Figure content listings
####

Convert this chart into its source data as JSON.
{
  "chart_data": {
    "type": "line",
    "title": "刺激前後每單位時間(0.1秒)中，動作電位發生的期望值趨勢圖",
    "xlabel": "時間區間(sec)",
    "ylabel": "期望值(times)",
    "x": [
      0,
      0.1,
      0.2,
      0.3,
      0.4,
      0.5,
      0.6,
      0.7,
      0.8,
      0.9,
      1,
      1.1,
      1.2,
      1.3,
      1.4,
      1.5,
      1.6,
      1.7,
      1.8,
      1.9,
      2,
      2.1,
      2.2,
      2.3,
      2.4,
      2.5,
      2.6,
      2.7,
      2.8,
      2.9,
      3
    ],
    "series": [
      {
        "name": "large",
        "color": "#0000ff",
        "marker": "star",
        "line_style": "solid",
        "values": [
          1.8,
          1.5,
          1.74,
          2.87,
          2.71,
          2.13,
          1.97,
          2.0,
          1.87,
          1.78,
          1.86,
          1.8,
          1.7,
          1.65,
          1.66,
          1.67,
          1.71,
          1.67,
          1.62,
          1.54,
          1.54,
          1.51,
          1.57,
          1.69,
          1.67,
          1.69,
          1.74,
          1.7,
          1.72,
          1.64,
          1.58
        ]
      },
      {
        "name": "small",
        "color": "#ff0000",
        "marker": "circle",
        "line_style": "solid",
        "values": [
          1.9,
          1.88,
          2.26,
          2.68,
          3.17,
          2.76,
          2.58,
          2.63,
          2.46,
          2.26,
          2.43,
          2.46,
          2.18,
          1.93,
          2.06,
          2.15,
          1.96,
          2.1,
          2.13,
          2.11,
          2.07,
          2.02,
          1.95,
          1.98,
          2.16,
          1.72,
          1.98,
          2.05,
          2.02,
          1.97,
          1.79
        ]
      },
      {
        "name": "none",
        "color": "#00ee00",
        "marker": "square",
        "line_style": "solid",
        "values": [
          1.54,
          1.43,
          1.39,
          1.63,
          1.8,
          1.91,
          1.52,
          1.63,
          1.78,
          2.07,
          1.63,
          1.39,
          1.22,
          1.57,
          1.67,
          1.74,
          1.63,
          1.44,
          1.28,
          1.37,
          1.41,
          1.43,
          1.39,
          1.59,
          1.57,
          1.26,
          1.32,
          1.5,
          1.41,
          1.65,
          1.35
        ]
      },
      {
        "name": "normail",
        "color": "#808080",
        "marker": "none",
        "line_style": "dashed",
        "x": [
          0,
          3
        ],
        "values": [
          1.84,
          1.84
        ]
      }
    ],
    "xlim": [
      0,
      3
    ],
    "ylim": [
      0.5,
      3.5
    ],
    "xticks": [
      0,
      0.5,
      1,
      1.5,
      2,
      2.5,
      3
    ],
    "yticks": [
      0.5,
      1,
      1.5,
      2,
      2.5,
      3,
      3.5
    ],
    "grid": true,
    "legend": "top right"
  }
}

####

### [Description of the task]
Nothing may be left out: return each entry exactly as it reads.

### [Answer below]
Convert this chart into its source data as JSON.
{
  "chart_data": {
    "type": "line",
    "title": "刺激前後每單位時間(0.1秒)中，動作電位發生的期望值趨勢圖",
    "xlabel": "時間區間(sec)",
    "ylabel": "期望值(times)",
    "x": [
      0,
      0.1,
      0.2,
      0.3,
      0.4,
      0.5,
      0.6,
      0.7,
      0.8,
      0.9,
      1,
      1.1,
      1.2,
      1.3,
      1.4,
      1.5,
      1.6,
      1.7,
      1.8,
      1.9,
      2,
      2.1,
      2.2,
      2.3,
      2.4,
      2.5,
      2.6,
      2.7,
      2.8,
      2.9,
      3
    ],
    "series": [
      {
        "name": "large",
        "color": "#0000ff",
        "marker": "star",
        "line_style": "solid",
        "values": [
          1.8,
          1.5,
          1.74,
          2.87,
          2.71,
          2.13,
          1.97,
          2.0,
          1.87,
          1.78,
          1.86,
          1.8,
          1.7,
          1.65,
          1.66,
          1.67,
          1.71,
          1.67,
          1.62,
          1.54,
          1.54,
          1.51,
          1.57,
          1.69,
          1.67,
          1.69,
          1.74,
          1.7,
          1.72,
          1.64,
          1.58
        ]
      },
      {
        "name": "small",
        "color": "#ff0000",
        "marker": "circle",
        "line_style": "solid",
        "values": [
          1.9,
          1.88,
          2.26,
          2.68,
          3.17,
          2.76,
          2.58,
          2.63,
          2.46,
          2.26,
          2.43,
          2.46,
          2.18,
          1.93,
          2.06,
          2.15,
          1.96,
          2.1,
          2.13,
          2.11,
          2.07,
          2.02,
          1.95,
          1.98,
          2.16,
          1.72,
          1.98,
          2.05,
          2.02,
          1.97,
          1.79
        ]
      },
      {
        "name": "none",
        "color": "#00ee00",
        "marker": "square",
        "line_style": "solid",
        "values": [
          1.54,
          1.43,
          1.39,
          1.63,
          1.8,
          1.91,
          1.52,
          1.63,
          1.78,
          2.07,
          1.63,
          1.39,
          1.22,
          1.57,
          1.67,
          1.74,
          1.63,
          1.44,
          1.28,
          1.37,
          1.41,
          1.43,
          1.39,
          1.59,
          1.57,
          1.26,
          1.32,
          1.5,
          1.41,
          1.65,
          1.35
        ]
      },
      {
        "name": "normail",
        "color": "#808080",
        "marker": "none",
        "line_style": "dashed",
        "x": [
          0,
          3
        ],
        "values": [
          1.84,
          1.84
        ]
      }
    ],
    "xlim": [
      0,
      3
    ],
    "ylim": [
      0.5,
      3.5
    ],
    "xticks": [
      0,
      0.5,
      1,
      1.5,
      2,
      2.5,
      3
    ],
    "yticks": [
      0.5,
      1,
      1.5,
      2,
      2.5,
      3,
      3.5
    ],
    "grid": true,
    "legend": "top right"
  }
}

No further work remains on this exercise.